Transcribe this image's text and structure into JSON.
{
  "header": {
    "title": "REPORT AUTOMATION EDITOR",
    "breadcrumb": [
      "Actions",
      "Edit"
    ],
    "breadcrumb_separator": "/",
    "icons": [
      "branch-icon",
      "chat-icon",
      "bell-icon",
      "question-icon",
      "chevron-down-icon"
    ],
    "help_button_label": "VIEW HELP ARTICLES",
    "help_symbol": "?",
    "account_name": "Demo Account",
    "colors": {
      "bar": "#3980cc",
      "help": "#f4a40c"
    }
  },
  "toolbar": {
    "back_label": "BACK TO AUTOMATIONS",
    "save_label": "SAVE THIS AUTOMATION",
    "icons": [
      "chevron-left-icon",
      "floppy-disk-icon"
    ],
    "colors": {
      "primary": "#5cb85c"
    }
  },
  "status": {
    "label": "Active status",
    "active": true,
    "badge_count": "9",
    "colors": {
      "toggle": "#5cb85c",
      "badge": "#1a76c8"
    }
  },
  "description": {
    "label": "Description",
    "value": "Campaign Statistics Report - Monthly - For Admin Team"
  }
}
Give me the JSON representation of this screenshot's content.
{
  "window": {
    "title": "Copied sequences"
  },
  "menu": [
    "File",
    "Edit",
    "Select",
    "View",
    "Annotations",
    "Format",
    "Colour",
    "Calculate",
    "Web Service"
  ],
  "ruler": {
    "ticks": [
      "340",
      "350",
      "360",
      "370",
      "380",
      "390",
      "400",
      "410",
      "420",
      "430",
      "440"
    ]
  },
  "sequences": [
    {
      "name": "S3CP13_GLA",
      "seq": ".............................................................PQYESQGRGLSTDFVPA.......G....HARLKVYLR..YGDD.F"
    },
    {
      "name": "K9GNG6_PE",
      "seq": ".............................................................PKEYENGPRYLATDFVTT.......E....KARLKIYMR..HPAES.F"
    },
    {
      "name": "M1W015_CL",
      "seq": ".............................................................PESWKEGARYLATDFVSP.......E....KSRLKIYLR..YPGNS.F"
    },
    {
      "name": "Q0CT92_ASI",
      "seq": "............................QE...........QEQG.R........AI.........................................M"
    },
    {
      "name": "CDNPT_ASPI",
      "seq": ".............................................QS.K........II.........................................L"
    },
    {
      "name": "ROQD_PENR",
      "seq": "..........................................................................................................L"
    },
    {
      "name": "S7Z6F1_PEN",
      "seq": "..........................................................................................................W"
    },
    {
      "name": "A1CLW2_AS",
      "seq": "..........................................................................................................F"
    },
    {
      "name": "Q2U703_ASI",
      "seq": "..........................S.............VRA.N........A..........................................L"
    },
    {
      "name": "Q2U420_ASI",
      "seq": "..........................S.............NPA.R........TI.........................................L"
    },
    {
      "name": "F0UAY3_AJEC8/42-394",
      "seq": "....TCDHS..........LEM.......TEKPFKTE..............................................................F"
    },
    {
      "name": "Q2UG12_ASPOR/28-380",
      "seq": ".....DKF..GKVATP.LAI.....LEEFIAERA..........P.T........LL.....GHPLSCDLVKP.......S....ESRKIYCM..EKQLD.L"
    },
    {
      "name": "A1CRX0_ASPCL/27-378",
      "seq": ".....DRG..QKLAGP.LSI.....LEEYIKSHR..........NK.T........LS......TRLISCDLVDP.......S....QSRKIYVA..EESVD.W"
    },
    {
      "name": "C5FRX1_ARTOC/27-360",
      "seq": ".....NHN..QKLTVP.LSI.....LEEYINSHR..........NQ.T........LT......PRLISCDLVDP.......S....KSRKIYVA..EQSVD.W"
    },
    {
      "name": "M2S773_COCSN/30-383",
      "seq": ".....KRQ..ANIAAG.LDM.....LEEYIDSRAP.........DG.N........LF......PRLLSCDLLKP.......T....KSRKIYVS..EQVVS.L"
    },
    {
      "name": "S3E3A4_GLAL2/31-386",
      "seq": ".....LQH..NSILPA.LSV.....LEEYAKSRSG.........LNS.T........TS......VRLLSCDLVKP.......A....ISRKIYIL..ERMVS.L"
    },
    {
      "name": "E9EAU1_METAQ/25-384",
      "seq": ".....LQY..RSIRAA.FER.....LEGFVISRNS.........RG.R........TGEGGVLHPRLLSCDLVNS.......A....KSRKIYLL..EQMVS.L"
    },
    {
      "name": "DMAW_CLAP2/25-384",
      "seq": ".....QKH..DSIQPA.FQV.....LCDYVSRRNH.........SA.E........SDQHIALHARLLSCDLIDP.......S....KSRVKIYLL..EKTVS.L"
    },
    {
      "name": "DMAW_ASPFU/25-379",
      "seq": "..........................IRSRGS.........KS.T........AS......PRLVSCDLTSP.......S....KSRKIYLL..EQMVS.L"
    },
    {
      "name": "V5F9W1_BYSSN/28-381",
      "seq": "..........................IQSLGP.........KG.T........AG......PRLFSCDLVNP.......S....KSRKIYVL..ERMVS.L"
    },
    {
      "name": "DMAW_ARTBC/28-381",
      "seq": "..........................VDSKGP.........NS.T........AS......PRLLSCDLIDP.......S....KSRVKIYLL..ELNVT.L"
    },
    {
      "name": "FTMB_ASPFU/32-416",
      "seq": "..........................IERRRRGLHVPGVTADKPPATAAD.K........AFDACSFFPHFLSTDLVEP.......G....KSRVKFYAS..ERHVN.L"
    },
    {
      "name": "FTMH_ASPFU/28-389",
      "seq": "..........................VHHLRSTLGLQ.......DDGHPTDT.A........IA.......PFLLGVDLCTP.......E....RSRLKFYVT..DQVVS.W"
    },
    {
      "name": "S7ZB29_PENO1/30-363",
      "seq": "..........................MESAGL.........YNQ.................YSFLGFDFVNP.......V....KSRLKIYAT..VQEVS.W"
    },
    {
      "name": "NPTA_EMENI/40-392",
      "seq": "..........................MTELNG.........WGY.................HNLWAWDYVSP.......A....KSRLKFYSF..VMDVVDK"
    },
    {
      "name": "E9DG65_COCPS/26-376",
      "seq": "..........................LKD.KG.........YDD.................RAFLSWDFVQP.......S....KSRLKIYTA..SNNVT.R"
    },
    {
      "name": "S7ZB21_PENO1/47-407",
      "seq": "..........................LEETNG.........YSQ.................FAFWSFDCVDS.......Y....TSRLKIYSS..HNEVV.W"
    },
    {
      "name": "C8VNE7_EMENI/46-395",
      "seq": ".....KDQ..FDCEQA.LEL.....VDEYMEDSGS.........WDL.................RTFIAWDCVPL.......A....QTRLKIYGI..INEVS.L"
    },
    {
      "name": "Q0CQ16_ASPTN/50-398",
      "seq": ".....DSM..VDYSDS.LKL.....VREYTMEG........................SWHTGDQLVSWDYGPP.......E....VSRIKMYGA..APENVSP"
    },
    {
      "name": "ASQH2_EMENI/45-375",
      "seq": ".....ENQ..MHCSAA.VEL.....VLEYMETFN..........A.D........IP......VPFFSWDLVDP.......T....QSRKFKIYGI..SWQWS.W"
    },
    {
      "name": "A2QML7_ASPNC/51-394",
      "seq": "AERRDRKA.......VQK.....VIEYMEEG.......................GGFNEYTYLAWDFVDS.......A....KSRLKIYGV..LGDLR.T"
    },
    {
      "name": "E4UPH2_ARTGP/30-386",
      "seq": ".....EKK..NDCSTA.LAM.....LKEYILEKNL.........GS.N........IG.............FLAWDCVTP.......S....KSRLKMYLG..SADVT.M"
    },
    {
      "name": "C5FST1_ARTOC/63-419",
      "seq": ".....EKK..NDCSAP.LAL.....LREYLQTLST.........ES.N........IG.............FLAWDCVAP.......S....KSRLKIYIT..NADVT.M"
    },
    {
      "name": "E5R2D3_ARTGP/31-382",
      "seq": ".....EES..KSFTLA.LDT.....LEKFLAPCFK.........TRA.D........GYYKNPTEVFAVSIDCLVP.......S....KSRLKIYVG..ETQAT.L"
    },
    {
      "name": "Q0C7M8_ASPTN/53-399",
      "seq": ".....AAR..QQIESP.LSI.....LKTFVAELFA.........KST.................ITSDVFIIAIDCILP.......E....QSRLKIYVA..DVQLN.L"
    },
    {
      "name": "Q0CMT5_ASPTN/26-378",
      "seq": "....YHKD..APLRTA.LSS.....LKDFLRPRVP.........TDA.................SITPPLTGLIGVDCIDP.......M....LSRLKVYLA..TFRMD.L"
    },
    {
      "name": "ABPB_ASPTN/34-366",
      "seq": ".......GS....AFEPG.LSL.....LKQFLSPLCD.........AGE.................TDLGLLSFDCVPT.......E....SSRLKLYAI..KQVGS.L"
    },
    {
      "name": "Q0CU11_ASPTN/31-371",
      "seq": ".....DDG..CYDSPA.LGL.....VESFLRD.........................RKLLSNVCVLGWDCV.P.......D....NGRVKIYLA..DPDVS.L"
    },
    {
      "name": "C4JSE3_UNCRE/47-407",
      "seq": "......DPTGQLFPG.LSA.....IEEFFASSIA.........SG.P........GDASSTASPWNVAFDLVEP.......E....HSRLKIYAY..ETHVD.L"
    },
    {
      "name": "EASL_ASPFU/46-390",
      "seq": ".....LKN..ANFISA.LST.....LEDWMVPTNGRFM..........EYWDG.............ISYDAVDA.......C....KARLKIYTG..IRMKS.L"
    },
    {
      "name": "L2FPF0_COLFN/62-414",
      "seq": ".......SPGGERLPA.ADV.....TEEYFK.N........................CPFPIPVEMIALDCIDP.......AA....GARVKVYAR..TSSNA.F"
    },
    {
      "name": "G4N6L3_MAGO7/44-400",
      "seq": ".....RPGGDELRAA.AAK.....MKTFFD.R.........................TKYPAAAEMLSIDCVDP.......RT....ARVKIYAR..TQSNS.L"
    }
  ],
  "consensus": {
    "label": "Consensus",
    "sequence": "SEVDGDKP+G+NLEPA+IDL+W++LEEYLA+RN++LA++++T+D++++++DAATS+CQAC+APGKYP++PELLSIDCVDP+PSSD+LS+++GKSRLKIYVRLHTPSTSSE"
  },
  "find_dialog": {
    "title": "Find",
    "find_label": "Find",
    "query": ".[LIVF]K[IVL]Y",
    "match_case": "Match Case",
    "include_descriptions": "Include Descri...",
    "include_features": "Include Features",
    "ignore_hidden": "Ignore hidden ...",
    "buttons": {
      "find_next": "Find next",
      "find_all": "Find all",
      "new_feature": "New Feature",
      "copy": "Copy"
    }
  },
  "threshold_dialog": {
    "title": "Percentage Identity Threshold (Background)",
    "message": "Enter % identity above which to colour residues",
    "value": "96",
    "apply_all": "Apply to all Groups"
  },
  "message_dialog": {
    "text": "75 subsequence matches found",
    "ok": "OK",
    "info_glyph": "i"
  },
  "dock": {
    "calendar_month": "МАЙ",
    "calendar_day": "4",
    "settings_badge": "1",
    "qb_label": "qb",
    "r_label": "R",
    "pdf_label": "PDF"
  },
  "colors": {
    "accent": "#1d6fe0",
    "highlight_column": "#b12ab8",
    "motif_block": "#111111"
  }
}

- What to produce
In the listing, how many lines hold "KSRKIYLL"? Answer with a bare number.

- Problem solution
2